- What you need to do -
Print the records below word for word, but leave out the pictures.

## Start Stored records

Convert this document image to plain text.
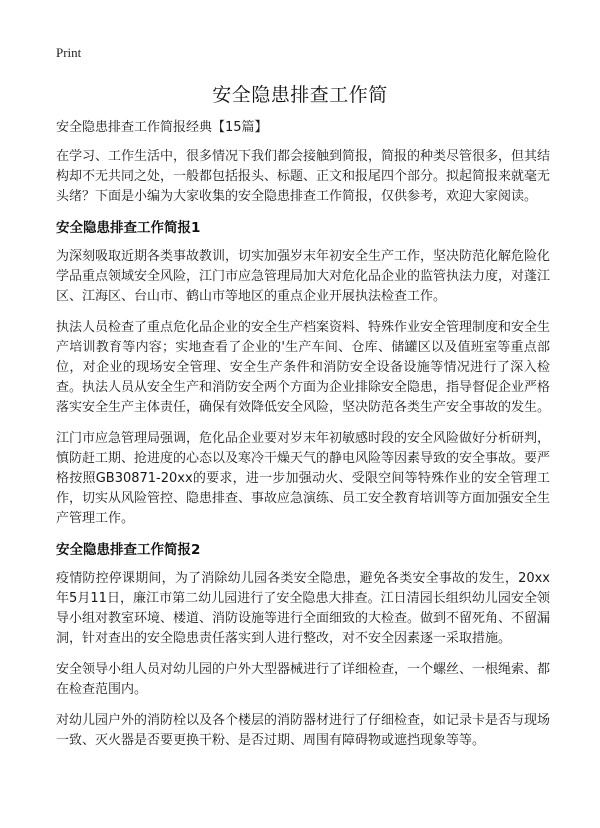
Print
安全隐患排查工作简

安全隐患排查工作简报经典【15篇】

在学习、工作生活中，很多情况下我们都会接触到简报，简报的种类尽管很多，但其结构却不无共同之处，一般都包括报头、标题、正文和报尾四个部分。拟起简报来就毫无头绪？下面是小编为大家收集的安全隐患排查工作简报，仅供参考，欢迎大家阅读。

安全隐患排查工作简报1

为深刻吸取近期各类事故教训，切实加强岁末年初安全生产工作，坚决防范化解危险化学品重点领域安全风险，江门市应急管理局加大对危化品企业的监管执法力度，对蓬江区、江海区、台山市、鹤山市等地区的重点企业开展执法检查工作。

执法人员检查了重点危化品企业的安全生产档案资料、特殊作业安全管理制度和安全生产培训教育等内容；实地查看了企业的'生产车间、仓库、储罐区以及值班室等重点部位，对企业的现场安全管理、安全生产条件和消防安全设备设施等情况进行了深入检查。执法人员从安全生产和消防安全两个方面为企业排除安全隐患，指导督促企业严格落实安全生产主体责任，确保有效降低安全风险，坚决防范各类生产安全事故的发生。

江门市应急管理局强调，危化品企业要对岁末年初敏感时段的安全风险做好分析研判，慎防赶工期、抢进度的心态以及寒冷干燥天气的静电风险等因素导致的安全事故。要严格按照GB30871-20xx的要求，进一步加强动火、受限空间等特殊作业的安全管理工作，切实从风险管控、隐患排查、事故应急演练、员工安全教育培训等方面加强安全生产管理工作。

安全隐患排查工作简报2

疫情防控停课期间，为了消除幼儿园各类安全隐患，避免各类安全事故的发生，20xx年5月11日，廉江市第二幼儿园进行了安全隐患大排查。江日清园长组织幼儿园安全领导小组对教室环境、楼道、消防设施等进行全面细致的大检查。做到不留死角、不留漏洞，针对查出的安全隐患责任落实到人进行整改，对不安全因素逐一采取措施。

安全领导小组人员对幼儿园的户外大型器械进行了详细检查，一个螺丝、一根绳索、都在检查范围内。

对幼儿园户外的消防栓以及各个楼层的消防器材进行了仔细检查，如记录卡是否与现场一致、灭火器是否要更换干粉、是否过期、周围有障碍物或遮挡现象等等。
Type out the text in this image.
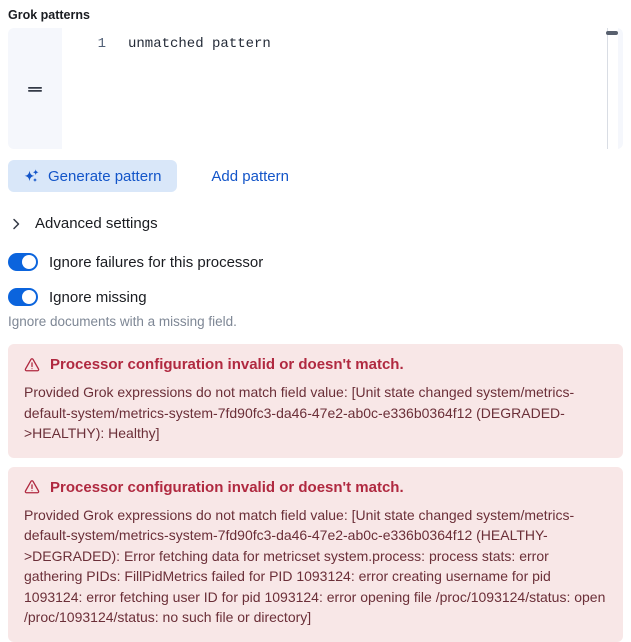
Grok patterns
1	unmatched pattern
Generate pattern	Add pattern
Advanced settings
Ignore failures for this processor
Ignore missing
Ignore documents with a missing field.
Processor configuration invalid or doesn't match.
Provided Grok expressions do not match field value: [Unit state changed system/metrics-default-system/metrics-system-7fd90fc3-da46-47e2-ab0c-e336b0364f12 (DEGRADED->HEALTHY): Healthy]
Processor configuration invalid or doesn't match.
Provided Grok expressions do not match field value: [Unit state changed system/metrics-default-system/metrics-system-7fd90fc3-da46-47e2-ab0c-e336b0364f12 (HEALTHY->DEGRADED): Error fetching data for metricset system.process: process stats: error gathering PIDs: FillPidMetrics failed for PID 1093124: error creating username for pid 1093124: error fetching user ID for pid 1093124: error opening file /proc/1093124/status: open /proc/1093124/status: no such file or directory]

## End Stored records

- Finished answer -
Convert this document image to plain text.
Print
安全隐患排查工作简

安全隐患排查工作简报经典【15篇】

在学习、工作生活中，很多情况下我们都会接触到简报，简报的种类尽管很多，但其结构却不无共同之处，一般都包括报头、标题、正文和报尾四个部分。拟起简报来就毫无头绪？下面是小编为大家收集的安全隐患排查工作简报，仅供参考，欢迎大家阅读。

安全隐患排查工作简报1

为深刻吸取近期各类事故教训，切实加强岁末年初安全生产工作，坚决防范化解危险化学品重点领域安全风险，江门市应急管理局加大对危化品企业的监管执法力度，对蓬江区、江海区、台山市、鹤山市等地区的重点企业开展执法检查工作。

执法人员检查了重点危化品企业的安全生产档案资料、特殊作业安全管理制度和安全生产培训教育等内容；实地查看了企业的'生产车间、仓库、储罐区以及值班室等重点部位，对企业的现场安全管理、安全生产条件和消防安全设备设施等情况进行了深入检查。执法人员从安全生产和消防安全两个方面为企业排除安全隐患，指导督促企业严格落实安全生产主体责任，确保有效降低安全风险，坚决防范各类生产安全事故的发生。

江门市应急管理局强调，危化品企业要对岁末年初敏感时段的安全风险做好分析研判，慎防赶工期、抢进度的心态以及寒冷干燥天气的静电风险等因素导致的安全事故。要严格按照GB30871-20xx的要求，进一步加强动火、受限空间等特殊作业的安全管理工作，切实从风险管控、隐患排查、事故应急演练、员工安全教育培训等方面加强安全生产管理工作。

安全隐患排查工作简报2

疫情防控停课期间，为了消除幼儿园各类安全隐患，避免各类安全事故的发生，20xx年5月11日，廉江市第二幼儿园进行了安全隐患大排查。江日清园长组织幼儿园安全领导小组对教室环境、楼道、消防设施等进行全面细致的大检查。做到不留死角、不留漏洞，针对查出的安全隐患责任落实到人进行整改，对不安全因素逐一采取措施。

安全领导小组人员对幼儿园的户外大型器械进行了详细检查，一个螺丝、一根绳索、都在检查范围内。

对幼儿园户外的消防栓以及各个楼层的消防器材进行了仔细检查，如记录卡是否与现场一致、灭火器是否要更换干粉、是否过期、周围有障碍物或遮挡现象等等。
Type out the text in this image.
Grok patterns
1	unmatched pattern
Generate pattern	Add pattern
Advanced settings
Ignore failures for this processor
Ignore missing
Ignore documents with a missing field.
Processor configuration invalid or doesn't match.
Provided Grok expressions do not match field value: [Unit state changed system/metrics-default-system/metrics-system-7fd90fc3-da46-47e2-ab0c-e336b0364f12 (DEGRADED->HEALTHY): Healthy]
Processor configuration invalid or doesn't match.
Provided Grok expressions do not match field value: [Unit state changed system/metrics-default-system/metrics-system-7fd90fc3-da46-47e2-ab0c-e336b0364f12 (HEALTHY->DEGRADED): Error fetching data for metricset system.process: process stats: error gathering PIDs: FillPidMetrics failed for PID 1093124: error creating username for pid 1093124: error fetching user ID for pid 1093124: error opening file /proc/1093124/status: open /proc/1093124/status: no such file or directory]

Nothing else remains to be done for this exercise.